The task: Every line that includes the word "caption" is to be listed.

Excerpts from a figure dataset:
· · · ·

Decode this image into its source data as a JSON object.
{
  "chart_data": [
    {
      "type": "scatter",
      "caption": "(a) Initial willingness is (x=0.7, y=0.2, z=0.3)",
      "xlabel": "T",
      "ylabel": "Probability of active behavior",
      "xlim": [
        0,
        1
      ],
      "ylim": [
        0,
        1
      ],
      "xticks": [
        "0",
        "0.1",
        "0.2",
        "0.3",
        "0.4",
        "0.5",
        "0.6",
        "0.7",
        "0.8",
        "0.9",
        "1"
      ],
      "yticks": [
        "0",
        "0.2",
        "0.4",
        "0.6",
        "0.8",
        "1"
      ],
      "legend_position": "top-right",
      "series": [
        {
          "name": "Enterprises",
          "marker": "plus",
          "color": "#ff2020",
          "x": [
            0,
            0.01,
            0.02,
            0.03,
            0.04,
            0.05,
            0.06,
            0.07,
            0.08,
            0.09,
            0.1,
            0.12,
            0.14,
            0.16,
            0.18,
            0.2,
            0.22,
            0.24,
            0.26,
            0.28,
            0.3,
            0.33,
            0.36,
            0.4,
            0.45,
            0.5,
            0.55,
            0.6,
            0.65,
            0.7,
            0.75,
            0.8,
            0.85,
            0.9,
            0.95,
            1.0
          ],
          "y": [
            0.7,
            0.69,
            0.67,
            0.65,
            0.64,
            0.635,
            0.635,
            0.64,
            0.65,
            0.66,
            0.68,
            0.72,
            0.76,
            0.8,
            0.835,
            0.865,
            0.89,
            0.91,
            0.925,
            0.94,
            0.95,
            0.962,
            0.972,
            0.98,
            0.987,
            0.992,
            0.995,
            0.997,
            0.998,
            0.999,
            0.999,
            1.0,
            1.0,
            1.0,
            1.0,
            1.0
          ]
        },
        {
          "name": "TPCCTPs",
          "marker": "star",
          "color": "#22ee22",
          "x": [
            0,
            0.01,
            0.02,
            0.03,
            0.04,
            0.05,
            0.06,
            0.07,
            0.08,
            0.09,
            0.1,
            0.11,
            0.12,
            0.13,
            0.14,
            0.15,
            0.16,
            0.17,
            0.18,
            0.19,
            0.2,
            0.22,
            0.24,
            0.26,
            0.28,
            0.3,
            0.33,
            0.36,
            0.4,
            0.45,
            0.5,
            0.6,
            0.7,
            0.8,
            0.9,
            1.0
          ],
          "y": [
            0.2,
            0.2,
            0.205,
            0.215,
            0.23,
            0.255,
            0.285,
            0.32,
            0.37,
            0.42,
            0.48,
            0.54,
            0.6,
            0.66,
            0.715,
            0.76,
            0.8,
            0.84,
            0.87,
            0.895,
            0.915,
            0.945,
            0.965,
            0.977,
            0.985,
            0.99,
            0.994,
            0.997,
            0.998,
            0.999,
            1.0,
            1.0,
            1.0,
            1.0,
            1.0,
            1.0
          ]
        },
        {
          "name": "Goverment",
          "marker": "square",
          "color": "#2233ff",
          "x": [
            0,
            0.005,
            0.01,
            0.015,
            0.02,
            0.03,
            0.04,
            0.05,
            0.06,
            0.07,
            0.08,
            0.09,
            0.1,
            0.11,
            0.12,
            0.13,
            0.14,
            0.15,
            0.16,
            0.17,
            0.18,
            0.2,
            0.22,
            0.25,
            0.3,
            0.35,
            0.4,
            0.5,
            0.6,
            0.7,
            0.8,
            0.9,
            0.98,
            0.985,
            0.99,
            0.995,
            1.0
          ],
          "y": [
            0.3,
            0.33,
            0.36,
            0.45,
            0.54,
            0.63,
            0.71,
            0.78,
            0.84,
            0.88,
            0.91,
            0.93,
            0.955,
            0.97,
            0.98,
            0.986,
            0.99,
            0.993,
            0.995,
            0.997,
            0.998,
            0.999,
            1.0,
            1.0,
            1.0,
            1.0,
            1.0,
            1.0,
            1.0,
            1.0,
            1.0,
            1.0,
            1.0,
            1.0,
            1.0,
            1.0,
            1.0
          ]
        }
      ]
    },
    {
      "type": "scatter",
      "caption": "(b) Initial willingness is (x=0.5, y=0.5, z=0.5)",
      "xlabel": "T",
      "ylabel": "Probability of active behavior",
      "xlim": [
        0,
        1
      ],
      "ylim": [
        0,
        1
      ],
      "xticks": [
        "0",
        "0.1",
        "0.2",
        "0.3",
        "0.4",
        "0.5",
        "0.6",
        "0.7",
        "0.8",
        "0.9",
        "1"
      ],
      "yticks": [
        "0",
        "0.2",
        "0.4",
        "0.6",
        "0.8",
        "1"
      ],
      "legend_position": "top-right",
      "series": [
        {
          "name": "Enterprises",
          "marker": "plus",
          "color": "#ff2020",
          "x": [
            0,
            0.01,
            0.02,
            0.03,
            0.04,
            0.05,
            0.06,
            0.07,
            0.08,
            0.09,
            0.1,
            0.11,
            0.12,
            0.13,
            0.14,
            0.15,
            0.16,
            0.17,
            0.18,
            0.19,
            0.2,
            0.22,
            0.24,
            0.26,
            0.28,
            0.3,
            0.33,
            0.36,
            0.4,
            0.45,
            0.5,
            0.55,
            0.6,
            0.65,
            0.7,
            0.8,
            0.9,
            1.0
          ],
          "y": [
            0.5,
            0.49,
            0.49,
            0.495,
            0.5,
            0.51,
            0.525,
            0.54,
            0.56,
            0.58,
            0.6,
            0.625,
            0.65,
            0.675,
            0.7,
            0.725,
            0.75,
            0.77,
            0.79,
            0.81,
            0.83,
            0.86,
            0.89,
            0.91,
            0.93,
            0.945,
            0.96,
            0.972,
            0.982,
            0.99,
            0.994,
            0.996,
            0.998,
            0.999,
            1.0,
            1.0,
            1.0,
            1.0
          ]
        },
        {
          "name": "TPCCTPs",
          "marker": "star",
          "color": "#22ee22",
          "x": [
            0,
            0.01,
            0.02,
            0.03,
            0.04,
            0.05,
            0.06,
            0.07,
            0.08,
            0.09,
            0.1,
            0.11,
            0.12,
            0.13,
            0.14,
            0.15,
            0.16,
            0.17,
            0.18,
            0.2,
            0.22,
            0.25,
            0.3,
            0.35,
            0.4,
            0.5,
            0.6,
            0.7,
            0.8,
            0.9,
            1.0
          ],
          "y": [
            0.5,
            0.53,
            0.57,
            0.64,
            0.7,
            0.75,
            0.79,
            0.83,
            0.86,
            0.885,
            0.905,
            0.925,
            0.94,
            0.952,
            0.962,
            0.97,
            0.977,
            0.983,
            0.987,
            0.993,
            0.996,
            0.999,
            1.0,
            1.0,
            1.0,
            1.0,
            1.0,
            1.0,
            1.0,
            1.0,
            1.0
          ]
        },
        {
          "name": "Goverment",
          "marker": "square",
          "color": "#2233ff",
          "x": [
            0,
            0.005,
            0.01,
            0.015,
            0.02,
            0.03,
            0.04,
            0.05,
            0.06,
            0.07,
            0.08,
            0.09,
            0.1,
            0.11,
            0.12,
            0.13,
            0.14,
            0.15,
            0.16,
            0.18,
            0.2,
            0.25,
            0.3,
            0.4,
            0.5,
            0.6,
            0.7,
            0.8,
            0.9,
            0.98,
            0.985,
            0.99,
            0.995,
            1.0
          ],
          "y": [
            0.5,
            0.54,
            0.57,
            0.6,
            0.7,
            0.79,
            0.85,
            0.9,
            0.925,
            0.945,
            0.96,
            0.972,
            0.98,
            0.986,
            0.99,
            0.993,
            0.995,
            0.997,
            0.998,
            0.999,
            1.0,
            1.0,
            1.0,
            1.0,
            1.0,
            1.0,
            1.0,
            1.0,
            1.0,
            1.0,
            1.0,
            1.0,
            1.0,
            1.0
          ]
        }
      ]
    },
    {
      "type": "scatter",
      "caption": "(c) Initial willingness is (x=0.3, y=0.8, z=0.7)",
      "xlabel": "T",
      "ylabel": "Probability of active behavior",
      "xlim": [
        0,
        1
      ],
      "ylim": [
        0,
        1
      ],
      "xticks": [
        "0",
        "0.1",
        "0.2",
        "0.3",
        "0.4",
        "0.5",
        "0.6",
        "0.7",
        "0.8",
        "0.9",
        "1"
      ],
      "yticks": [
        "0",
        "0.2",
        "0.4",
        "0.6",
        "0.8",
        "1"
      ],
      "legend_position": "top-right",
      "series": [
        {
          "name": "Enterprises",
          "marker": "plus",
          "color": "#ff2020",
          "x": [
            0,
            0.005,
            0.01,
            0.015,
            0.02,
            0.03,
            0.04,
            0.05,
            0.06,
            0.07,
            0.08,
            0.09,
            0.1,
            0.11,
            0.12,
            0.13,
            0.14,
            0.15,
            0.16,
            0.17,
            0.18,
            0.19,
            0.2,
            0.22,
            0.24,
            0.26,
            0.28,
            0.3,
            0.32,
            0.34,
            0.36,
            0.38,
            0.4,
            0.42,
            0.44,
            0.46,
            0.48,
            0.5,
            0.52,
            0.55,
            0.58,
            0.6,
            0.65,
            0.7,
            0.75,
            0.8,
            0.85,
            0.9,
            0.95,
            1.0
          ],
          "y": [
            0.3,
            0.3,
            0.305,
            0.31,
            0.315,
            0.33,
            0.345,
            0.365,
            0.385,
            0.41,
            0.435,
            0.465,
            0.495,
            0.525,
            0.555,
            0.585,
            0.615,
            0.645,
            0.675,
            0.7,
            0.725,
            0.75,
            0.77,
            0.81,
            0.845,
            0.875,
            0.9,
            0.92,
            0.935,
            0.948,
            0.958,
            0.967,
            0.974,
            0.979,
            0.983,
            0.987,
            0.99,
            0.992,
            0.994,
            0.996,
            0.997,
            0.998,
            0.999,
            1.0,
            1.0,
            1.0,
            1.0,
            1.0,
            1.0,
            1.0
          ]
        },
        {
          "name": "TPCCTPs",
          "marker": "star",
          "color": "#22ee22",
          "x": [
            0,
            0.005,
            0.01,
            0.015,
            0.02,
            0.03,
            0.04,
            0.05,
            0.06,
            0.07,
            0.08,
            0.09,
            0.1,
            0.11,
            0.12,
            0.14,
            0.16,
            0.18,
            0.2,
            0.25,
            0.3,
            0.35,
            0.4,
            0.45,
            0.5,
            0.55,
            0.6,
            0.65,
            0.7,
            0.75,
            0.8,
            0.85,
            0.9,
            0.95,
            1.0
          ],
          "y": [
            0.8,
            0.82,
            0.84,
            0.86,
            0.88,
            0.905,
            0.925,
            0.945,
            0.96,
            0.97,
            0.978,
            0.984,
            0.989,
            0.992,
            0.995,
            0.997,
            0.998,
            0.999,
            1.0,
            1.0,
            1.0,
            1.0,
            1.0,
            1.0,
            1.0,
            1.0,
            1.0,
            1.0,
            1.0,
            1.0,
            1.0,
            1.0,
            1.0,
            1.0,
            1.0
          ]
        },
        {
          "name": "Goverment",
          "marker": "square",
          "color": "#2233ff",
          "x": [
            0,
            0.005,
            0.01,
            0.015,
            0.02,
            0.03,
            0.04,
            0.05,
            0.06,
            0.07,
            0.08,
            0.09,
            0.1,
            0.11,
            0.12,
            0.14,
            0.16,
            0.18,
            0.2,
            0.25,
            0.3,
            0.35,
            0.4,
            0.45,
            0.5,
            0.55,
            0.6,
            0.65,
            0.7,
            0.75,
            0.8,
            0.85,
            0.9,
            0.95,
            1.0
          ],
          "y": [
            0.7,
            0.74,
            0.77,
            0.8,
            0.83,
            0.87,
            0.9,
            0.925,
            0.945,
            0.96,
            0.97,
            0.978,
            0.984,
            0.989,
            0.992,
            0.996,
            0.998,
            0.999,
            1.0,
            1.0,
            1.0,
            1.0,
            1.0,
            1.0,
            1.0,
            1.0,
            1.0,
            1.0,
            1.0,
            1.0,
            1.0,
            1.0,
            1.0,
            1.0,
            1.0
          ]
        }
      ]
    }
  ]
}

· · · ·

Result:
      "caption": "(a) Initial willingness is (x=0.7, y=0.2, z=0.3)",
      "caption": "(b) Initial willingness is (x=0.5, y=0.5, z=0.5)",
      "caption": "(c) Initial willingness is (x=0.3, y=0.8, z=0.7)",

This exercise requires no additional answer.